Task details: Leave out the pictures and return every entry exactly as it appears.

Record list:
++++++++++

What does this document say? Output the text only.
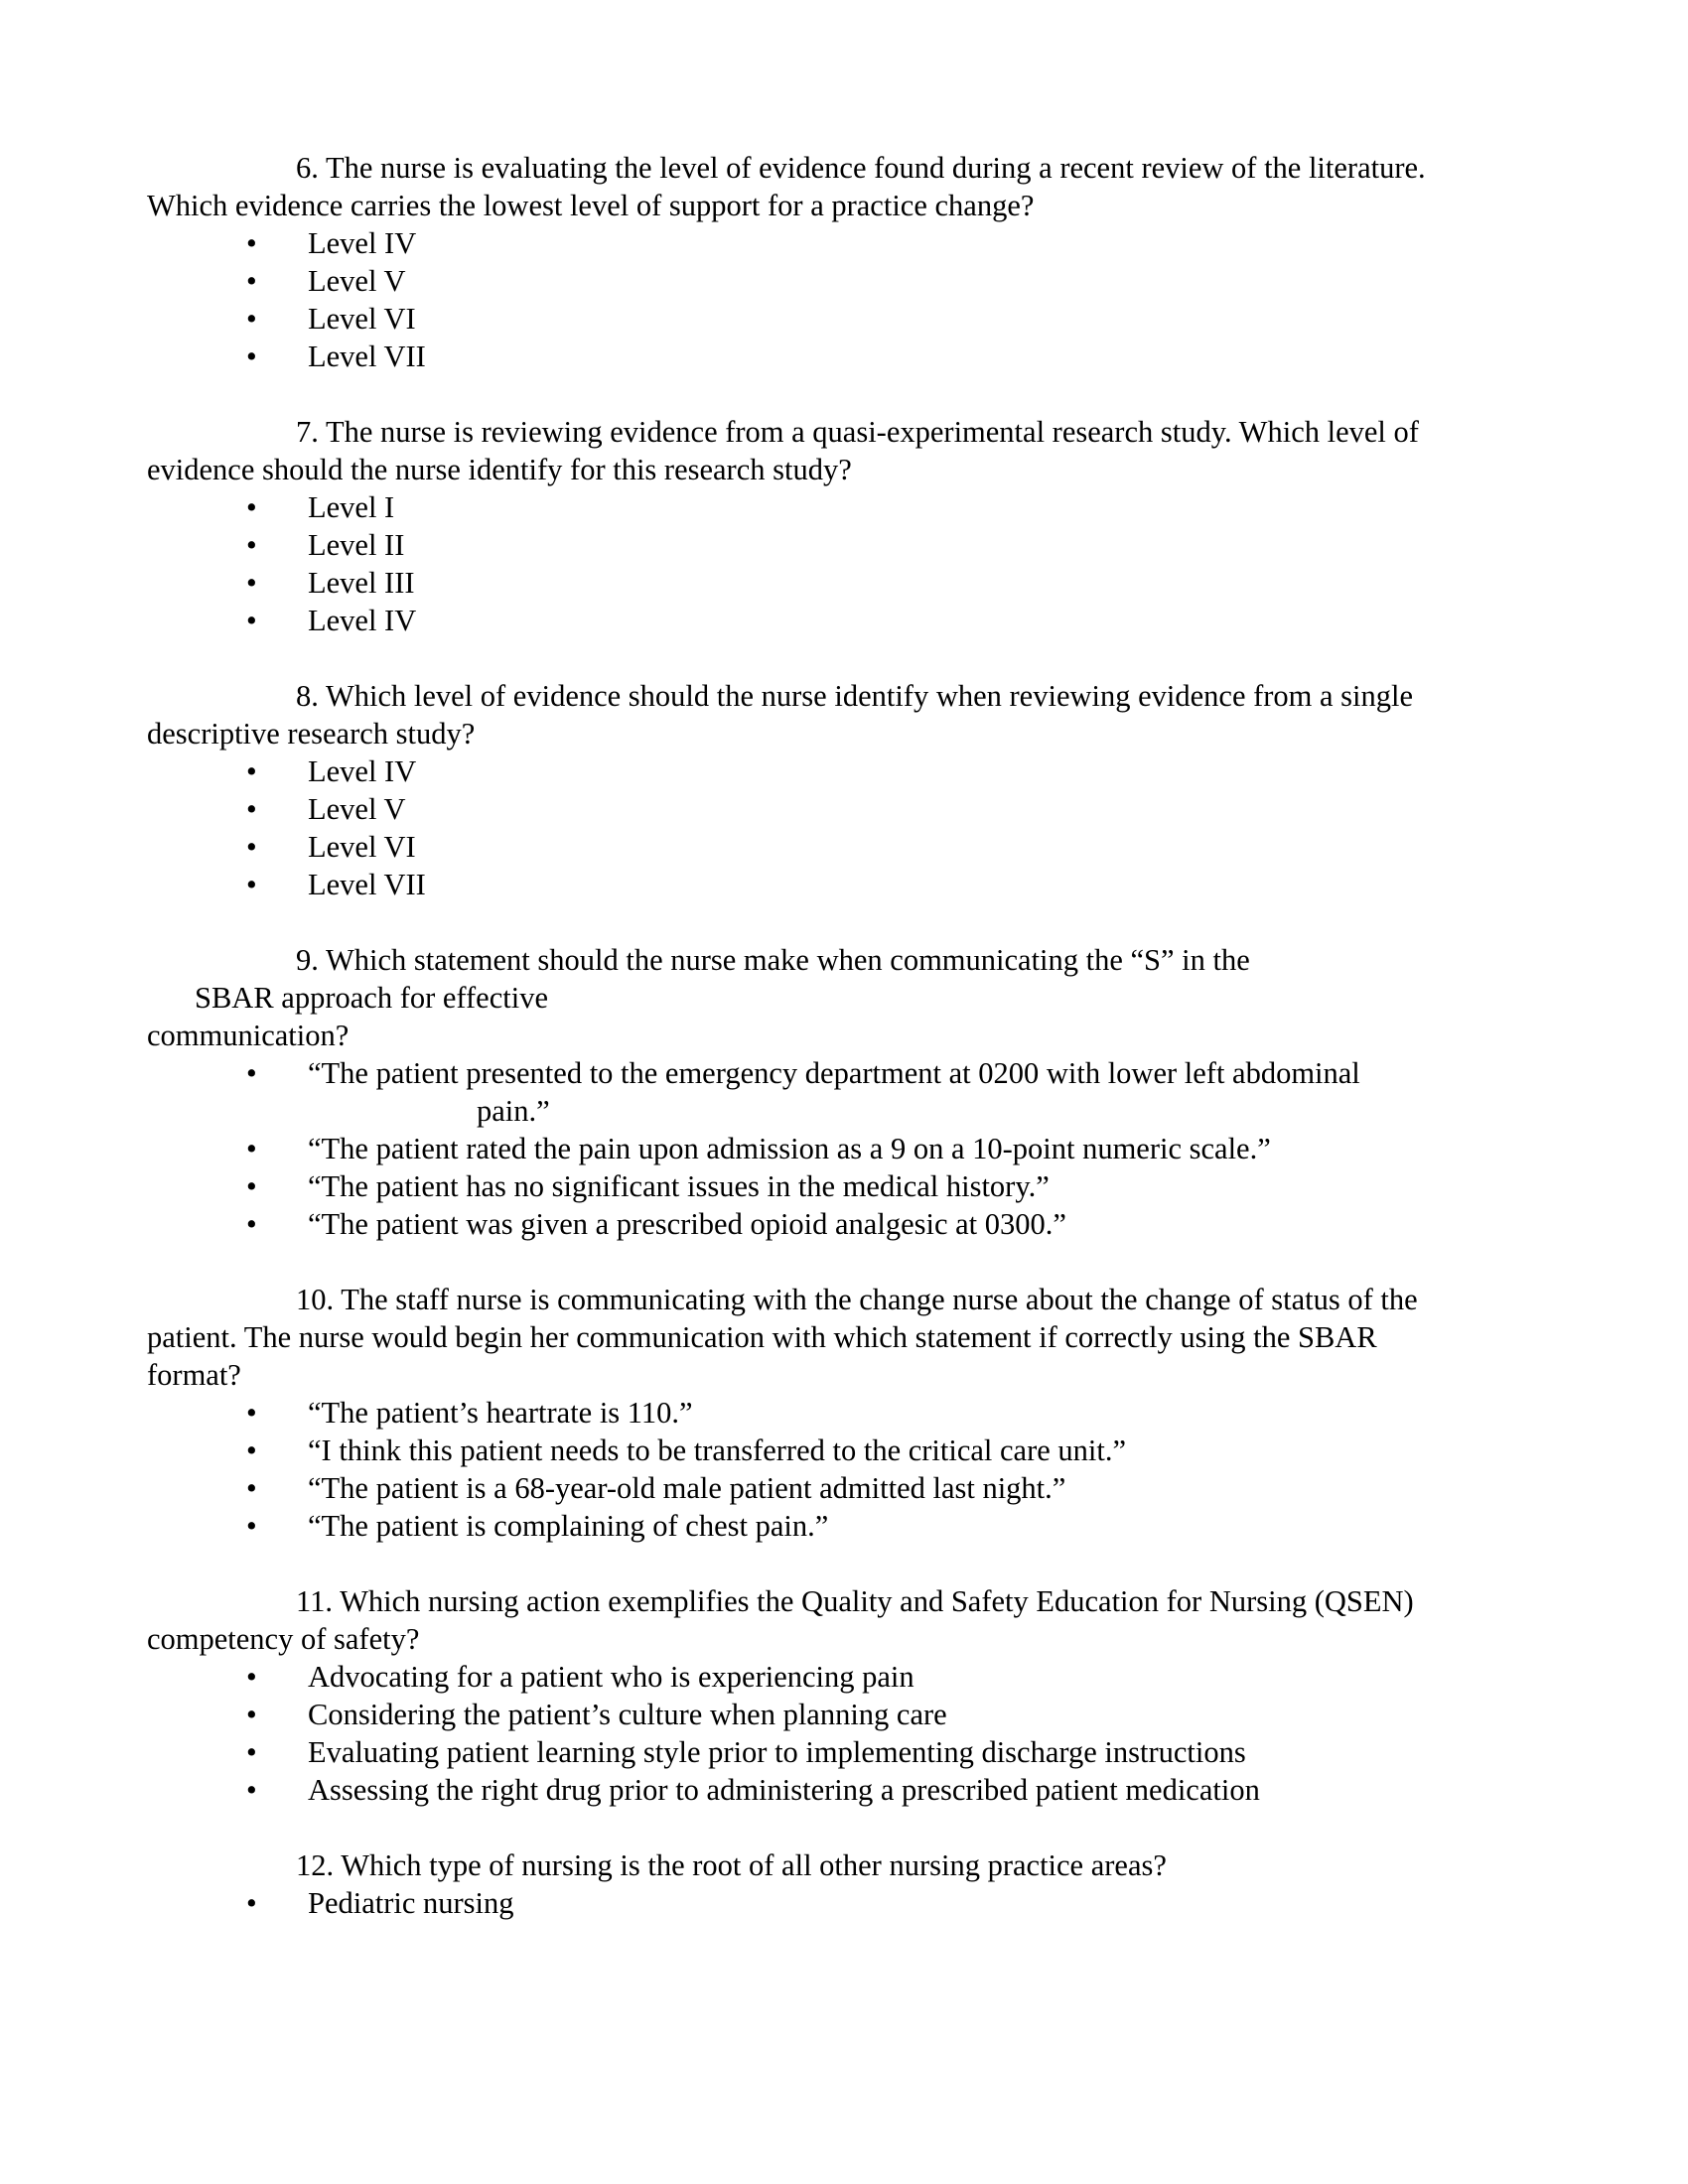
6. The nurse is evaluating the level of evidence found during a recent review of the literature. Which evidence carries the lowest level of support for a practice change?

• Level IV
• Level V
• Level VI
• Level VII

7. The nurse is reviewing evidence from a quasi-experimental research study. Which level of evidence should the nurse identify for this research study?

• Level I
• Level II
• Level III
• Level IV

8. Which level of evidence should the nurse identify when reviewing evidence from a single descriptive research study?

• Level IV
• Level V
• Level VI
• Level VII

9. Which statement should the nurse make when communicating the “S” in the
SBAR approach for effective
communication?

• “The patient presented to the emergency department at 0200 with lower left abdominal
pain.”
• “The patient rated the pain upon admission as a 9 on a 10-point numeric scale.”
• “The patient has no significant issues in the medical history.”
• “The patient was given a prescribed opioid analgesic at 0300.”

10. The staff nurse is communicating with the change nurse about the change of status of the patient. The nurse would begin her communication with which statement if correctly using the SBAR format?

• “The patient’s heartrate is 110.”
• “I think this patient needs to be transferred to the critical care unit.”
• “The patient is a 68-year-old male patient admitted last night.”
• “The patient is complaining of chest pain.”

11. Which nursing action exemplifies the Quality and Safety Education for Nursing (QSEN) competency of safety?

• Advocating for a patient who is experiencing pain
• Considering the patient’s culture when planning care
• Evaluating patient learning style prior to implementing discharge instructions
• Assessing the right drug prior to administering a prescribed patient medication

12. Which type of nursing is the root of all other nursing practice areas?

• Pediatric nursing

++++++++++

Exercise result:
What does this document say? Output the text only.
6. The nurse is evaluating the level of evidence found during a recent review of the literature. Which evidence carries the lowest level of support for a practice change?

• Level IV
• Level V
• Level VI
• Level VII

7. The nurse is reviewing evidence from a quasi-experimental research study. Which level of evidence should the nurse identify for this research study?

• Level I
• Level II
• Level III
• Level IV

8. Which level of evidence should the nurse identify when reviewing evidence from a single descriptive research study?

• Level IV
• Level V
• Level VI
• Level VII

9. Which statement should the nurse make when communicating the “S” in the
SBAR approach for effective
communication?

• “The patient presented to the emergency department at 0200 with lower left abdominal
pain.”
• “The patient rated the pain upon admission as a 9 on a 10-point numeric scale.”
• “The patient has no significant issues in the medical history.”
• “The patient was given a prescribed opioid analgesic at 0300.”

10. The staff nurse is communicating with the change nurse about the change of status of the patient. The nurse would begin her communication with which statement if correctly using the SBAR format?

• “The patient’s heartrate is 110.”
• “I think this patient needs to be transferred to the critical care unit.”
• “The patient is a 68-year-old male patient admitted last night.”
• “The patient is complaining of chest pain.”

11. Which nursing action exemplifies the Quality and Safety Education for Nursing (QSEN) competency of safety?

• Advocating for a patient who is experiencing pain
• Considering the patient’s culture when planning care
• Evaluating patient learning style prior to implementing discharge instructions
• Assessing the right drug prior to administering a prescribed patient medication

12. Which type of nursing is the root of all other nursing practice areas?

• Pediatric nursing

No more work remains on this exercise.